-- Data shown start --

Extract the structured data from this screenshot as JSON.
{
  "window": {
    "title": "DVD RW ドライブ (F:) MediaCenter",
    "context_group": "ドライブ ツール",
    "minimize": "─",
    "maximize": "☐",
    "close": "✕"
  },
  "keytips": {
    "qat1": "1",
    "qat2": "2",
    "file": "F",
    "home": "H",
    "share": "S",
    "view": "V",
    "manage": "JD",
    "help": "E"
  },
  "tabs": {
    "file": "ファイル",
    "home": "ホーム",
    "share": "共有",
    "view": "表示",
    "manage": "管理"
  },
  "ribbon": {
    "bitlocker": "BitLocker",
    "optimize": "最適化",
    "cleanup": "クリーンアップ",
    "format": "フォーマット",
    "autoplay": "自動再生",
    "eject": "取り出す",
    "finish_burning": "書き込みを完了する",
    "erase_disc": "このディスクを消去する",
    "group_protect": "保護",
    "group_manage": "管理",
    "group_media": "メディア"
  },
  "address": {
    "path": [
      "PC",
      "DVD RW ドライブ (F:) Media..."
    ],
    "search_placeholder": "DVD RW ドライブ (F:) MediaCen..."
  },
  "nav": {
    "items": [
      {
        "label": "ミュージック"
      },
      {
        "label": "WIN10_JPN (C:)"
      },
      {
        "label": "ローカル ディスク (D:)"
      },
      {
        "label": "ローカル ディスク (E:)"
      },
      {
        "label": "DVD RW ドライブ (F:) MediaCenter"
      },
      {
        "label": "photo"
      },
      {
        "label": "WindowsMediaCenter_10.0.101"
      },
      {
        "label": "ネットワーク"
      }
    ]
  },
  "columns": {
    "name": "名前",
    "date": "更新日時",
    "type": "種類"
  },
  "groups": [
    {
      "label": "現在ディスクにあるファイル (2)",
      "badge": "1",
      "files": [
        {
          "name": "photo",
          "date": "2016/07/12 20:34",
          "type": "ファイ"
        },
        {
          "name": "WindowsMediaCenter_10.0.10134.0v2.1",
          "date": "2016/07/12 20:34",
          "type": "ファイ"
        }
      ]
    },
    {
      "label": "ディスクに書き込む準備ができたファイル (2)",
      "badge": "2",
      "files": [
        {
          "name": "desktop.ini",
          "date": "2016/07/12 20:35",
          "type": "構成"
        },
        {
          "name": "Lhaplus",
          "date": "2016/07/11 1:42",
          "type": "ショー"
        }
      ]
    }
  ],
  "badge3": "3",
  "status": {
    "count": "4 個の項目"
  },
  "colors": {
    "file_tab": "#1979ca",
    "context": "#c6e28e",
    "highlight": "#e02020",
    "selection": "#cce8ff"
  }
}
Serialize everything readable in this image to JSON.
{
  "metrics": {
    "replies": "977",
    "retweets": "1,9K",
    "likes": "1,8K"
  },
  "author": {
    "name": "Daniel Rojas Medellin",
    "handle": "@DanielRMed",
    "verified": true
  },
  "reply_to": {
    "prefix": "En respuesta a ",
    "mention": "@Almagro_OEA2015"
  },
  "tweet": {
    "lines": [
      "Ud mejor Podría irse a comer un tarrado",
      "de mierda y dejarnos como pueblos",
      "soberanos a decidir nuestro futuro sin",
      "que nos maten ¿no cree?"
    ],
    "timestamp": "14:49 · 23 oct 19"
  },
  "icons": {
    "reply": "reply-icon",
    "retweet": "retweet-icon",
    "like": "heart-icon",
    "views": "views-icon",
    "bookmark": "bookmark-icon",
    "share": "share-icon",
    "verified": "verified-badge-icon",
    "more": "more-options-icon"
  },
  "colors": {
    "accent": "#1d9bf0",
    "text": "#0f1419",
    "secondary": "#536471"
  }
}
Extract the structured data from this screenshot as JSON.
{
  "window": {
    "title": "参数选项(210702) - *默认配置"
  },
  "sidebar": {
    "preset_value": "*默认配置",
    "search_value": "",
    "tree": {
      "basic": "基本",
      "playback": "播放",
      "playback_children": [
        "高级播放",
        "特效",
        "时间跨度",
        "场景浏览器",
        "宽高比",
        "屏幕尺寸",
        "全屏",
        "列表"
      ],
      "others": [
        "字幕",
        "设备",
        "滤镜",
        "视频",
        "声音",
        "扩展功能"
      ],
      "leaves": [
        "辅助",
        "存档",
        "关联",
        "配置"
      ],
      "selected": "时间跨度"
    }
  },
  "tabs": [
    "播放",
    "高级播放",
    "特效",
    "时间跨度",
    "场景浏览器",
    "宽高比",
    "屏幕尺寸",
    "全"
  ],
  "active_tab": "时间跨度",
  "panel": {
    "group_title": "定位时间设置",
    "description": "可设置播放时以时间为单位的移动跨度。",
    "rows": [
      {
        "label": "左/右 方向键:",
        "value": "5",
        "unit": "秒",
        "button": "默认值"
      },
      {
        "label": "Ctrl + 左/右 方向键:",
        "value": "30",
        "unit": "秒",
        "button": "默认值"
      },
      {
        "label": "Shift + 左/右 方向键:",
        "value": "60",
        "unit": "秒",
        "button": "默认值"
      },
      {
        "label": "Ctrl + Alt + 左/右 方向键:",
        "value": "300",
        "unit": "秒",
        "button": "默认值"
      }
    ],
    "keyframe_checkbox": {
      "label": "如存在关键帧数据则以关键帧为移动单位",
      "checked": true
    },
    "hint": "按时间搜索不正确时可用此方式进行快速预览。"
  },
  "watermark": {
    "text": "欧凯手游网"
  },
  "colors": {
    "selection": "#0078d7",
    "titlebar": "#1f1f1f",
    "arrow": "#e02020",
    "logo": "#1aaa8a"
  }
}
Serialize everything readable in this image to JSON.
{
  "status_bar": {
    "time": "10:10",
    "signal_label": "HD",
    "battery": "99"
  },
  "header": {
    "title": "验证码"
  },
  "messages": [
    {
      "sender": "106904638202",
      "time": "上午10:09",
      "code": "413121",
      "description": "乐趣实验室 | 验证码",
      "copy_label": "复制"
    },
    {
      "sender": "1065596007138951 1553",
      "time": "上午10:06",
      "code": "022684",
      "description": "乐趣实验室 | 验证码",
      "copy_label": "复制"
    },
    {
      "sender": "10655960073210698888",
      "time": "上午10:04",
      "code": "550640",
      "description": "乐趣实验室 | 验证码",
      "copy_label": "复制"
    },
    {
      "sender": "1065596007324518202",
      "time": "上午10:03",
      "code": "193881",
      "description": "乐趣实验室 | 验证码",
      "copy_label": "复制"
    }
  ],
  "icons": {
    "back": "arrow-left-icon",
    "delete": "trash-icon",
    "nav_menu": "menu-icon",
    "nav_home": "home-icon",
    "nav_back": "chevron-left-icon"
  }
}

-- Data shown end --
-- Data shown start --

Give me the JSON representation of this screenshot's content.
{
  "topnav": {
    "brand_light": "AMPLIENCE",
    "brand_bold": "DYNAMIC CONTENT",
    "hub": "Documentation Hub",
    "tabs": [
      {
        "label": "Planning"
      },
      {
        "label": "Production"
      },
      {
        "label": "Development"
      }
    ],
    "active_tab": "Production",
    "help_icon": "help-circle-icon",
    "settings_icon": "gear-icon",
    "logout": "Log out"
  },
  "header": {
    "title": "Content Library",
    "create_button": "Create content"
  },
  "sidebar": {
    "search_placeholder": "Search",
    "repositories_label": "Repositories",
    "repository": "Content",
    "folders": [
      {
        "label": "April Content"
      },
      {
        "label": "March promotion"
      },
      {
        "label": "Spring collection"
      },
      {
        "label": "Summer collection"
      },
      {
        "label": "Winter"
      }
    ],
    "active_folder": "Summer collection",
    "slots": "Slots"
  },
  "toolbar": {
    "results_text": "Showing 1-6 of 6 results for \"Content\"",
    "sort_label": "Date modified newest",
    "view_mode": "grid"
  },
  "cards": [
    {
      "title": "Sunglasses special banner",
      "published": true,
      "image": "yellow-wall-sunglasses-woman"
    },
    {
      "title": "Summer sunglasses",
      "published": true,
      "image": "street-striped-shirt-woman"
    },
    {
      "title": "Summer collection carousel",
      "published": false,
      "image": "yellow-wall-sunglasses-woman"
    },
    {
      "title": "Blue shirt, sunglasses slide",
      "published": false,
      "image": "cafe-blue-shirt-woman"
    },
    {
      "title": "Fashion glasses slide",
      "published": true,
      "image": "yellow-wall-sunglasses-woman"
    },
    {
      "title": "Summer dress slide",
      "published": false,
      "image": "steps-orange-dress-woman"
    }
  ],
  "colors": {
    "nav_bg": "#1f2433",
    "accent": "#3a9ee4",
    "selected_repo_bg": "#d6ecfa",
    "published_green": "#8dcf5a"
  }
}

-- Data shown end --
-- Data shown start --

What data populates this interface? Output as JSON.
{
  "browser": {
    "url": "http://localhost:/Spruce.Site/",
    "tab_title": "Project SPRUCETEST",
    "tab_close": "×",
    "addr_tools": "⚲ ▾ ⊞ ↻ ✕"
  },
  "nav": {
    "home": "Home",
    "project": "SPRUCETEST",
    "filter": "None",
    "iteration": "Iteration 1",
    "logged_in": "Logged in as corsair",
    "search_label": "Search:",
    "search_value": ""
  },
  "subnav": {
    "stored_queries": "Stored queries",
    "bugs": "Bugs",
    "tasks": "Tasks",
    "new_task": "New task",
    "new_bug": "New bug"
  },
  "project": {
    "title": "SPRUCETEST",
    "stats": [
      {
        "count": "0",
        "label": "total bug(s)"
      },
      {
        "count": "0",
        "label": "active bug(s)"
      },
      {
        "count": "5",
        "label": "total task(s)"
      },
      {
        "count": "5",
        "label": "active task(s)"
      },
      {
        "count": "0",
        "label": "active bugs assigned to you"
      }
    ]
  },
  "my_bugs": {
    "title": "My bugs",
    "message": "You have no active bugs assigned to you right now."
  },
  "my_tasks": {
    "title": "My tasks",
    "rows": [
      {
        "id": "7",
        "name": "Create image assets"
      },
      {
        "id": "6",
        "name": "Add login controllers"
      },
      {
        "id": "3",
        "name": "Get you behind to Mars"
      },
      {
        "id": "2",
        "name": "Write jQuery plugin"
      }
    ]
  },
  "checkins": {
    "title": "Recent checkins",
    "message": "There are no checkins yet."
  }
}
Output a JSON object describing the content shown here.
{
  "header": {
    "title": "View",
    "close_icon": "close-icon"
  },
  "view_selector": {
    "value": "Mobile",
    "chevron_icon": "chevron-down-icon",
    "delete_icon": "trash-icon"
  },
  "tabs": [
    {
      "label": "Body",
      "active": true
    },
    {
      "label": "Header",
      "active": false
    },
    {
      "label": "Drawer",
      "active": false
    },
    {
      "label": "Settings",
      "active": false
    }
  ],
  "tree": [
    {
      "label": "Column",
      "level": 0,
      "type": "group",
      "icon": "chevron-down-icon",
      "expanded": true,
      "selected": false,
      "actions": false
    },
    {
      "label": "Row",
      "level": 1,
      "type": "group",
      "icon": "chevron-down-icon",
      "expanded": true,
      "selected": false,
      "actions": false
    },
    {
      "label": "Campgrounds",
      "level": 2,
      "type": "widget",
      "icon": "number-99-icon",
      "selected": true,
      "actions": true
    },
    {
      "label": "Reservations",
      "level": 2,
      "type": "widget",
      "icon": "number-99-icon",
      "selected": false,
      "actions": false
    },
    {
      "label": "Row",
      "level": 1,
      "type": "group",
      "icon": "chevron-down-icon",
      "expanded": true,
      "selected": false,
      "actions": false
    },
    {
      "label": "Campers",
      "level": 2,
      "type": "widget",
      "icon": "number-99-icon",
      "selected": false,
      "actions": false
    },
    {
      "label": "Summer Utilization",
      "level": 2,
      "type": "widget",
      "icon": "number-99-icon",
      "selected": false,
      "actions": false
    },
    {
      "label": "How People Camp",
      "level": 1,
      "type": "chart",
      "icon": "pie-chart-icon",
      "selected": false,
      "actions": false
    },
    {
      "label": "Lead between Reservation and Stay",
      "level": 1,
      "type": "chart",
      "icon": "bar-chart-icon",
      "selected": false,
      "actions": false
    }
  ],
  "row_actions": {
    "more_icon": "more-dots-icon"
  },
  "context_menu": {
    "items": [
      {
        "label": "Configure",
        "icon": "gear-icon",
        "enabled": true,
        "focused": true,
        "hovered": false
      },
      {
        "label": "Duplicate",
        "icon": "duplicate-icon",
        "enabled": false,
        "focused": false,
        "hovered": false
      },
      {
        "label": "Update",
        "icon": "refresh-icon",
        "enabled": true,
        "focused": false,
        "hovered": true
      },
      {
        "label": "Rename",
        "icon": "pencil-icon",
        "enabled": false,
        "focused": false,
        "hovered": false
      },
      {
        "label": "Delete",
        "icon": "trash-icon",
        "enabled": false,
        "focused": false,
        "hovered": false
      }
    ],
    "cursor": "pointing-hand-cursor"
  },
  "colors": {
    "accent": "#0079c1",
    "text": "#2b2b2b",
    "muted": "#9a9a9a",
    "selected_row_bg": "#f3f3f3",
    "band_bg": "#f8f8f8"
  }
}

-- Data shown end --

_The exercise_
Compute how many lines include the string "home", then give that number by itself.

_Answer to this problem_
4